==== Given entries ====
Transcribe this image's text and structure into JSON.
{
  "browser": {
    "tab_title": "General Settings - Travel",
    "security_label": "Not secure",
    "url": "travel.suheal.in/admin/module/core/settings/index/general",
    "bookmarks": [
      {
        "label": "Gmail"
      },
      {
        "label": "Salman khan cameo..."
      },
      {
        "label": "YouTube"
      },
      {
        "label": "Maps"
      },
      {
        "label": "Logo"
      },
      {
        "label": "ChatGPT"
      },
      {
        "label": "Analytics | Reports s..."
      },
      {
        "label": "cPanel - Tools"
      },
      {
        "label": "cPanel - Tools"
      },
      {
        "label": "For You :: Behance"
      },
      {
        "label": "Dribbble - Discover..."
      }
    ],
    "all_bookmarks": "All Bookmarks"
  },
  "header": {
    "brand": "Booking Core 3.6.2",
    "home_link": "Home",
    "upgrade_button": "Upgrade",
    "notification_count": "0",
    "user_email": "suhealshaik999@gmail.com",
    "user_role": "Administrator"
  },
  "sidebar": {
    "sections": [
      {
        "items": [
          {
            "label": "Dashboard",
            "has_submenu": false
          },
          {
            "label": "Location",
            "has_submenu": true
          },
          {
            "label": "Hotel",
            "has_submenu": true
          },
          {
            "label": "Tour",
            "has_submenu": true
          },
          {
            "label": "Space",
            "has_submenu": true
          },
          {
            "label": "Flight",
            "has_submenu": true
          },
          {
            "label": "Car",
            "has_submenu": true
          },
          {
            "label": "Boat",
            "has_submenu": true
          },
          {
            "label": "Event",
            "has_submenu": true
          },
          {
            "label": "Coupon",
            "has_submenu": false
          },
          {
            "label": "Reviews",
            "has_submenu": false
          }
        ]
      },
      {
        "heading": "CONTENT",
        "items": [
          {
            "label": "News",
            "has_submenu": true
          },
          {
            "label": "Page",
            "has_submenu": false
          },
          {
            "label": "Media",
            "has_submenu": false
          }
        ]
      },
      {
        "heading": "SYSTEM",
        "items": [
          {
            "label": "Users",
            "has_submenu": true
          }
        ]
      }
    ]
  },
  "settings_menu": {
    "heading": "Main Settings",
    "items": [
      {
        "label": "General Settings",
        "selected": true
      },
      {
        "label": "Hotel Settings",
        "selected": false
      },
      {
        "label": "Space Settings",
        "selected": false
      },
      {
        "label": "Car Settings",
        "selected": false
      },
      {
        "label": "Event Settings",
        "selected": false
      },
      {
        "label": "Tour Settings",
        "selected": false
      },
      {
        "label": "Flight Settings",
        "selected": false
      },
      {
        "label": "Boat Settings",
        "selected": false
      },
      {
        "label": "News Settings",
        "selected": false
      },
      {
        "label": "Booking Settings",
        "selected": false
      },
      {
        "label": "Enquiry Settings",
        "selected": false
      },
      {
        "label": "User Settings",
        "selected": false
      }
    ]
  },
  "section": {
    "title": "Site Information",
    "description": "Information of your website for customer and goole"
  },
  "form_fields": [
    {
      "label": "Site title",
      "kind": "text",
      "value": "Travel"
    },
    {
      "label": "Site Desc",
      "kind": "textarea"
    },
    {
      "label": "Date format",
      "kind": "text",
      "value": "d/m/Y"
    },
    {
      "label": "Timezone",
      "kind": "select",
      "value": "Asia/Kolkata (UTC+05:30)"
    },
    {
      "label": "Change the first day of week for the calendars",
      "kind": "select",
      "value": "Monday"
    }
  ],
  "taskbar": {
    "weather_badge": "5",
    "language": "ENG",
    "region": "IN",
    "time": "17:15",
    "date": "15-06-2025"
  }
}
====
▸ **Task statement**: From the first line to the last, please quote the material above exactly.

▸ **Expected answer**:
Transcribe this image's text and structure into JSON.
{
  "browser": {
    "tab_title": "General Settings - Travel",
    "security_label": "Not secure",
    "url": "travel.suheal.in/admin/module/core/settings/index/general",
    "bookmarks": [
      {
        "label": "Gmail"
      },
      {
        "label": "Salman khan cameo..."
      },
      {
        "label": "YouTube"
      },
      {
        "label": "Maps"
      },
      {
        "label": "Logo"
      },
      {
        "label": "ChatGPT"
      },
      {
        "label": "Analytics | Reports s..."
      },
      {
        "label": "cPanel - Tools"
      },
      {
        "label": "cPanel - Tools"
      },
      {
        "label": "For You :: Behance"
      },
      {
        "label": "Dribbble - Discover..."
      }
    ],
    "all_bookmarks": "All Bookmarks"
  },
  "header": {
    "brand": "Booking Core 3.6.2",
    "home_link": "Home",
    "upgrade_button": "Upgrade",
    "notification_count": "0",
    "user_email": "suhealshaik999@gmail.com",
    "user_role": "Administrator"
  },
  "sidebar": {
    "sections": [
      {
        "items": [
          {
            "label": "Dashboard",
            "has_submenu": false
          },
          {
            "label": "Location",
            "has_submenu": true
          },
          {
            "label": "Hotel",
            "has_submenu": true
          },
          {
            "label": "Tour",
            "has_submenu": true
          },
          {
            "label": "Space",
            "has_submenu": true
          },
          {
            "label": "Flight",
            "has_submenu": true
          },
          {
            "label": "Car",
            "has_submenu": true
          },
          {
            "label": "Boat",
            "has_submenu": true
          },
          {
            "label": "Event",
            "has_submenu": true
          },
          {
            "label": "Coupon",
            "has_submenu": false
          },
          {
            "label": "Reviews",
            "has_submenu": false
          }
        ]
      },
      {
        "heading": "CONTENT",
        "items": [
          {
            "label": "News",
            "has_submenu": true
          },
          {
            "label": "Page",
            "has_submenu": false
          },
          {
            "label": "Media",
            "has_submenu": false
          }
        ]
      },
      {
        "heading": "SYSTEM",
        "items": [
          {
            "label": "Users",
            "has_submenu": true
          }
        ]
      }
    ]
  },
  "settings_menu": {
    "heading": "Main Settings",
    "items": [
      {
        "label": "General Settings",
        "selected": true
      },
      {
        "label": "Hotel Settings",
        "selected": false
      },
      {
        "label": "Space Settings",
        "selected": false
      },
      {
        "label": "Car Settings",
        "selected": false
      },
      {
        "label": "Event Settings",
        "selected": false
      },
      {
        "label": "Tour Settings",
        "selected": false
      },
      {
        "label": "Flight Settings",
        "selected": false
      },
      {
        "label": "Boat Settings",
        "selected": false
      },
      {
        "label": "News Settings",
        "selected": false
      },
      {
        "label": "Booking Settings",
        "selected": false
      },
      {
        "label": "Enquiry Settings",
        "selected": false
      },
      {
        "label": "User Settings",
        "selected": false
      }
    ]
  },
  "section": {
    "title": "Site Information",
    "description": "Information of your website for customer and goole"
  },
  "form_fields": [
    {
      "label": "Site title",
      "kind": "text",
      "value": "Travel"
    },
    {
      "label": "Site Desc",
      "kind": "textarea"
    },
    {
      "label": "Date format",
      "kind": "text",
      "value": "d/m/Y"
    },
    {
      "label": "Timezone",
      "kind": "select",
      "value": "Asia/Kolkata (UTC+05:30)"
    },
    {
      "label": "Change the first day of week for the calendars",
      "kind": "select",
      "value": "Monday"
    }
  ],
  "taskbar": {
    "weather_badge": "5",
    "language": "ENG",
    "region": "IN",
    "time": "17:15",
    "date": "15-06-2025"
  }
}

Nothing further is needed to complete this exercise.